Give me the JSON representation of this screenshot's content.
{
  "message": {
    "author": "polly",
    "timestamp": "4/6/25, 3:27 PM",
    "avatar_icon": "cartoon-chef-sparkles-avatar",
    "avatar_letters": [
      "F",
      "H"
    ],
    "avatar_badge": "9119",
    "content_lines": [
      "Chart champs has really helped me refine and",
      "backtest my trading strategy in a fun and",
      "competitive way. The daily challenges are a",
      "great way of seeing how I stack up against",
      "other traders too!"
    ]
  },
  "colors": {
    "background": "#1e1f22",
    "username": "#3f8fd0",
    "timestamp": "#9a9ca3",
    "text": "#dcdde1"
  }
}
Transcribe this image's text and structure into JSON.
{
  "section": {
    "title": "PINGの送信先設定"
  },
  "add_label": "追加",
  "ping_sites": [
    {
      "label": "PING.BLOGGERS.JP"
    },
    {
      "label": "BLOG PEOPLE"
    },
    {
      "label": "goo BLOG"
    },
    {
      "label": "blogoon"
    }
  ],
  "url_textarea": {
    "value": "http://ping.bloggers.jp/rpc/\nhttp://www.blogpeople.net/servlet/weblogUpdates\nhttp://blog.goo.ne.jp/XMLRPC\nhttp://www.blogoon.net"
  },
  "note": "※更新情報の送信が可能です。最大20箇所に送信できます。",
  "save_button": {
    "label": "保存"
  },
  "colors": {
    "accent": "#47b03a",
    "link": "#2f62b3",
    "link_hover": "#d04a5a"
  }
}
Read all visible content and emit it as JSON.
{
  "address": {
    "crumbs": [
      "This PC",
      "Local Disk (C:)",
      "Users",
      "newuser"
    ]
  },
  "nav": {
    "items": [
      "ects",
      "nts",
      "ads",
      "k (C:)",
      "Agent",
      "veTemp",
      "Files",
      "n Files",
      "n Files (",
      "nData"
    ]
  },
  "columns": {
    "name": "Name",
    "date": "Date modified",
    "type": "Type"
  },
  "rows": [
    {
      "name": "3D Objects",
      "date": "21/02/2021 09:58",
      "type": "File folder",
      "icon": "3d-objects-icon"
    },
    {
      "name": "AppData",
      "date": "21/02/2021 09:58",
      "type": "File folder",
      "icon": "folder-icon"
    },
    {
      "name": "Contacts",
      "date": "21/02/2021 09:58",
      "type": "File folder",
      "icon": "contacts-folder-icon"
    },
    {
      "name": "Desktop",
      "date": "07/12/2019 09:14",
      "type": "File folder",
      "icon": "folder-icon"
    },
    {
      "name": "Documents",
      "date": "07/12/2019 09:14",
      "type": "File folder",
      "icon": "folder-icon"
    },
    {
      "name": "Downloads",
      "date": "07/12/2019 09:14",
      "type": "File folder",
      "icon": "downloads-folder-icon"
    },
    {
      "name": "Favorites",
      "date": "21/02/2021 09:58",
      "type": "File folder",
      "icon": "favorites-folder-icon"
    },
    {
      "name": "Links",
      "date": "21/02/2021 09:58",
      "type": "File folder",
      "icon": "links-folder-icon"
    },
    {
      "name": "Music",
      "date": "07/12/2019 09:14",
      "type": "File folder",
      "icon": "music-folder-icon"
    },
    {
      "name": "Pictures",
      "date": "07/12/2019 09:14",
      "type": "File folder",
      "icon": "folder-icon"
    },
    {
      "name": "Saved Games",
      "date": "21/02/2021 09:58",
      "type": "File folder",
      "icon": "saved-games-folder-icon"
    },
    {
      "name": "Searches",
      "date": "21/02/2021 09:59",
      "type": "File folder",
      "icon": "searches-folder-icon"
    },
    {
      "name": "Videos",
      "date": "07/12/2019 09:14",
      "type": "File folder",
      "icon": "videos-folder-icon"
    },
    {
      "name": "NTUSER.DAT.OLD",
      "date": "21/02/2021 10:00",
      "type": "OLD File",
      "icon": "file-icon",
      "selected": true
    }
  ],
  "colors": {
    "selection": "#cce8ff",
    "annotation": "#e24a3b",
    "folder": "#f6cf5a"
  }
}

※ ※ ※

## Your objective
Return each full line of the entries that contains the word "blogoon".

## Solution to the problem
      "label": "blogoon"
    "value": "http://ping.bloggers.jp/rpc/\nhttp://www.blogpeople.net/servlet/weblogUpdates\nhttp://blog.goo.ne.jp/XMLRPC\nhttp://www.blogoon.net"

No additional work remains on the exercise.